• **WORK INSTRUCTIONS**
Print all of the lines exactly. Any picture among them stays out.

• **DATA RECORDS**
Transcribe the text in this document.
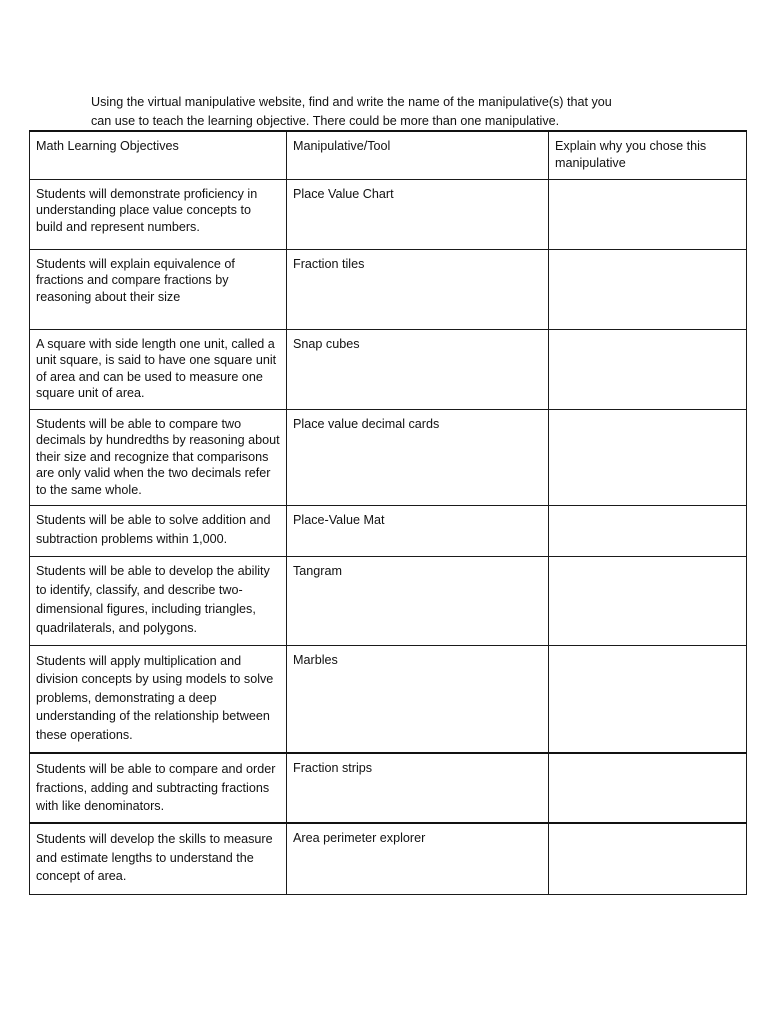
Using the virtual manipulative website, find and write the name of the manipulative(s) that you
can use to teach the learning objective. There could be more than one manipulative.

Math Learning Objectives	Manipulative/Tool	Explain why you chose this manipulative
Students will demonstrate proficiency in understanding place value concepts to build and represent numbers.	Place Value Chart	
Students will explain equivalence of fractions and compare fractions by reasoning about their size	Fraction tiles	
A square with side length one unit, called a unit square, is said to have one square unit of area and can be used to measure one square unit of area.	Snap cubes	
Students will be able to compare two decimals by hundredths by reasoning about their size and recognize that comparisons are only valid when the two decimals refer to the same whole.	Place value decimal cards	
Students will be able to solve addition and subtraction problems within 1,000.	Place-Value Mat	
Students will be able to develop the ability to identify, classify, and describe two-dimensional figures, including triangles, quadrilaterals, and polygons.	Tangram	
Students will apply multiplication and division concepts by using models to solve problems, demonstrating a deep understanding of the relationship between these operations.	Marbles	
Students will be able to compare and order fractions, adding and subtracting fractions with like denominators.	Fraction strips	
Students will develop the skills to measure and estimate lengths to understand the concept of area.	Area perimeter explorer	
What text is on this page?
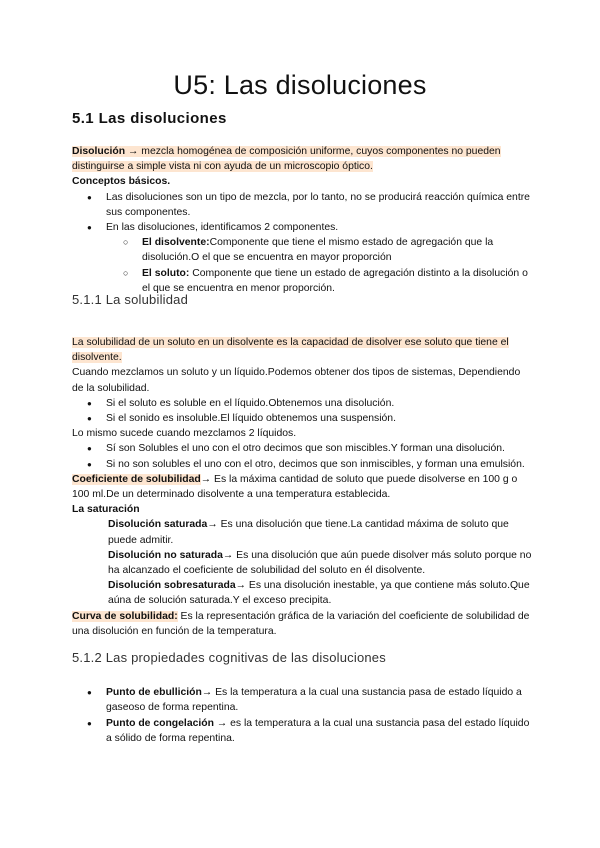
U5: Las disoluciones
5.1 Las disoluciones

Disolución → mezcla homogénea de composición uniforme, cuyos componentes no pueden distinguirse a simple vista ni con ayuda de un microscopio óptico.

Conceptos básicos.

● Las disoluciones son un tipo de mezcla, por lo tanto, no se producirá reacción química entre sus componentes.
● En las disoluciones, identificamos 2 componentes.
○ El disolvente:Componente que tiene el mismo estado de agregación que la disolución.O el que se encuentra en mayor proporción
○ El soluto: Componente que tiene un estado de agregación distinto a la disolución o el que se encuentra en menor proporción.

La solubilidad de un soluto en un disolvente es la capacidad de disolver ese soluto que tiene el disolvente.

Cuando mezclamos un soluto y un líquido.Podemos obtener dos tipos de sistemas, Dependiendo de la solubilidad.

● Si el soluto es soluble en el líquido.Obtenemos una disolución.
● Si el sonido es insoluble.El líquido obtenemos una suspensión.

Lo mismo sucede cuando mezclamos 2 líquidos.

● Sí son Solubles el uno con el otro decimos que son miscibles.Y forman una disolución.
● Si no son solubles el uno con el otro, decimos que son inmiscibles, y forman una emulsión.

Coeficiente de solubilidad→ Es la máxima cantidad de soluto que puede disolverse en 100 g o 100 ml.De un determinado disolvente a una temperatura establecida.

La saturación

Disolución saturada→ Es una disolución que tiene.La cantidad máxima de soluto que puede admitir.

Disolución no saturada→ Es una disolución que aún puede disolver más soluto porque no ha alcanzado el coeficiente de solubilidad del soluto en él disolvente.

Disolución sobresaturada→ Es una disolución inestable, ya que contiene más soluto.Que aúna de solución saturada.Y el exceso precipita.

Curva de solubilidad: Es la representación gráfica de la variación del coeficiente de solubilidad de una disolución en función de la temperatura.

● Punto de ebullición→ Es la temperatura a la cual una sustancia pasa de estado líquido a gaseoso de forma repentina.
● Punto de congelación → es la temperatura a la cual una sustancia pasa del estado líquido a sólido de forma repentina.
5.1.1 La solubilidad
5.1.2 Las propiedades cognitivas de las disoluciones
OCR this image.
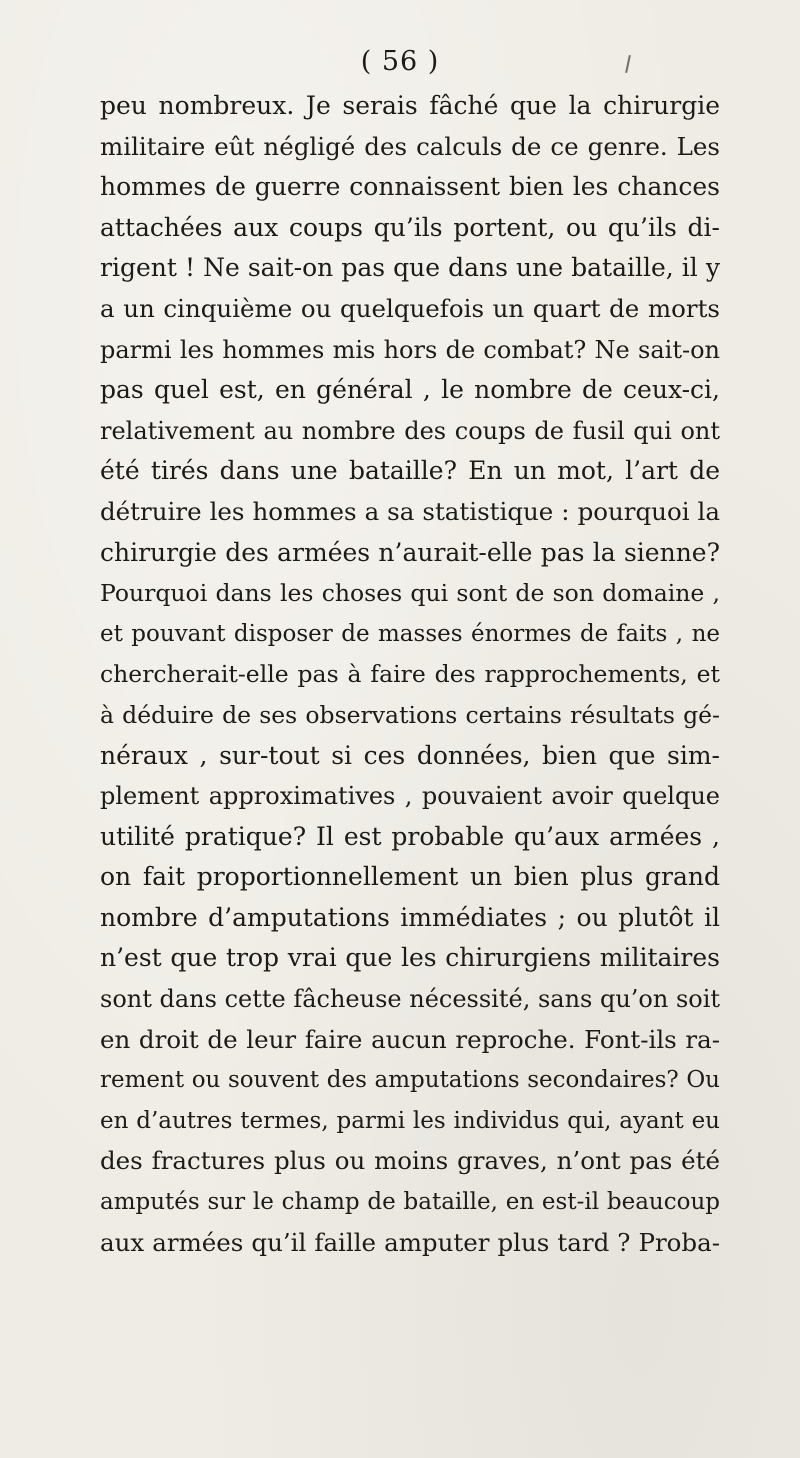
( 56 )
peu nombreux. Je serais fâché que la chirurgie
militaire eût négligé des calculs de ce genre. Les
hommes de guerre connaissent bien les chances
attachées aux coups qu’ils portent, ou qu’ils di-
rigent ! Ne sait-on pas que dans une bataille, il y
a un cinquième ou quelquefois un quart de morts
parmi les hommes mis hors de combat? Ne sait-on
pas quel est, en général , le nombre de ceux-ci,
relativement au nombre des coups de fusil qui ont
été tirés dans une bataille? En un mot, l’art de
détruire les hommes a sa statistique : pourquoi la
chirurgie des armées n’aurait-elle pas la sienne?
Pourquoi dans les choses qui sont de son domaine ,
et pouvant disposer de masses énormes de faits , ne
chercherait-elle pas à faire des rapprochements, et
à déduire de ses observations certains résultats gé-
néraux , sur-tout si ces données, bien que sim-
plement approximatives , pouvaient avoir quelque
utilité pratique? Il est probable qu’aux armées ,
on fait proportionnellement un bien plus grand
nombre d’amputations immédiates ; ou plutôt il
n’est que trop vrai que les chirurgiens militaires
sont dans cette fâcheuse nécessité, sans qu’on soit
en droit de leur faire aucun reproche. Font-ils ra-
rement ou souvent des amputations secondaires? Ou
en d’autres termes, parmi les individus qui, ayant eu
des fractures plus ou moins graves, n’ont pas été
amputés sur le champ de bataille, en est-il beaucoup
aux armées qu’il faille amputer plus tard ? Proba-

• **SOLUTION TO THE EXERCISE**
Transcribe the text in this document.
Using the virtual manipulative website, find and write the name of the manipulative(s) that you
can use to teach the learning objective. There could be more than one manipulative.

Math Learning Objectives	Manipulative/Tool	Explain why you chose this manipulative
Students will demonstrate proficiency in understanding place value concepts to build and represent numbers.	Place Value Chart	
Students will explain equivalence of fractions and compare fractions by reasoning about their size	Fraction tiles	
A square with side length one unit, called a unit square, is said to have one square unit of area and can be used to measure one square unit of area.	Snap cubes	
Students will be able to compare two decimals by hundredths by reasoning about their size and recognize that comparisons are only valid when the two decimals refer to the same whole.	Place value decimal cards	
Students will be able to solve addition and subtraction problems within 1,000.	Place-Value Mat	
Students will be able to develop the ability to identify, classify, and describe two-dimensional figures, including triangles, quadrilaterals, and polygons.	Tangram	
Students will apply multiplication and division concepts by using models to solve problems, demonstrating a deep understanding of the relationship between these operations.	Marbles	
Students will be able to compare and order fractions, adding and subtracting fractions with like denominators.	Fraction strips	
Students will develop the skills to measure and estimate lengths to understand the concept of area.	Area perimeter explorer	
What text is on this page?
U5: Las disoluciones
5.1 Las disoluciones

Disolución → mezcla homogénea de composición uniforme, cuyos componentes no pueden distinguirse a simple vista ni con ayuda de un microscopio óptico.

Conceptos básicos.

● Las disoluciones son un tipo de mezcla, por lo tanto, no se producirá reacción química entre sus componentes.
● En las disoluciones, identificamos 2 componentes.
○ El disolvente:Componente que tiene el mismo estado de agregación que la disolución.O el que se encuentra en mayor proporción
○ El soluto: Componente que tiene un estado de agregación distinto a la disolución o el que se encuentra en menor proporción.

La solubilidad de un soluto en un disolvente es la capacidad de disolver ese soluto que tiene el disolvente.

Cuando mezclamos un soluto y un líquido.Podemos obtener dos tipos de sistemas, Dependiendo de la solubilidad.

● Si el soluto es soluble en el líquido.Obtenemos una disolución.
● Si el sonido es insoluble.El líquido obtenemos una suspensión.

Lo mismo sucede cuando mezclamos 2 líquidos.

● Sí son Solubles el uno con el otro decimos que son miscibles.Y forman una disolución.
● Si no son solubles el uno con el otro, decimos que son inmiscibles, y forman una emulsión.

Coeficiente de solubilidad→ Es la máxima cantidad de soluto que puede disolverse en 100 g o 100 ml.De un determinado disolvente a una temperatura establecida.

La saturación

Disolución saturada→ Es una disolución que tiene.La cantidad máxima de soluto que puede admitir.

Disolución no saturada→ Es una disolución que aún puede disolver más soluto porque no ha alcanzado el coeficiente de solubilidad del soluto en él disolvente.

Disolución sobresaturada→ Es una disolución inestable, ya que contiene más soluto.Que aúna de solución saturada.Y el exceso precipita.

Curva de solubilidad: Es la representación gráfica de la variación del coeficiente de solubilidad de una disolución en función de la temperatura.

● Punto de ebullición→ Es la temperatura a la cual una sustancia pasa de estado líquido a gaseoso de forma repentina.
● Punto de congelación → es la temperatura a la cual una sustancia pasa del estado líquido a sólido de forma repentina.
5.1.1 La solubilidad
5.1.2 Las propiedades cognitivas de las disoluciones
OCR this image.
( 56 )
peu nombreux. Je serais fâché que la chirurgie
militaire eût négligé des calculs de ce genre. Les
hommes de guerre connaissent bien les chances
attachées aux coups qu’ils portent, ou qu’ils di-
rigent ! Ne sait-on pas que dans une bataille, il y
a un cinquième ou quelquefois un quart de morts
parmi les hommes mis hors de combat? Ne sait-on
pas quel est, en général , le nombre de ceux-ci,
relativement au nombre des coups de fusil qui ont
été tirés dans une bataille? En un mot, l’art de
détruire les hommes a sa statistique : pourquoi la
chirurgie des armées n’aurait-elle pas la sienne?
Pourquoi dans les choses qui sont de son domaine ,
et pouvant disposer de masses énormes de faits , ne
chercherait-elle pas à faire des rapprochements, et
à déduire de ses observations certains résultats gé-
néraux , sur-tout si ces données, bien que sim-
plement approximatives , pouvaient avoir quelque
utilité pratique? Il est probable qu’aux armées ,
on fait proportionnellement un bien plus grand
nombre d’amputations immédiates ; ou plutôt il
n’est que trop vrai que les chirurgiens militaires
sont dans cette fâcheuse nécessité, sans qu’on soit
en droit de leur faire aucun reproche. Font-ils ra-
rement ou souvent des amputations secondaires? Ou
en d’autres termes, parmi les individus qui, ayant eu
des fractures plus ou moins graves, n’ont pas été
amputés sur le champ de bataille, en est-il beaucoup
aux armées qu’il faille amputer plus tard ? Proba-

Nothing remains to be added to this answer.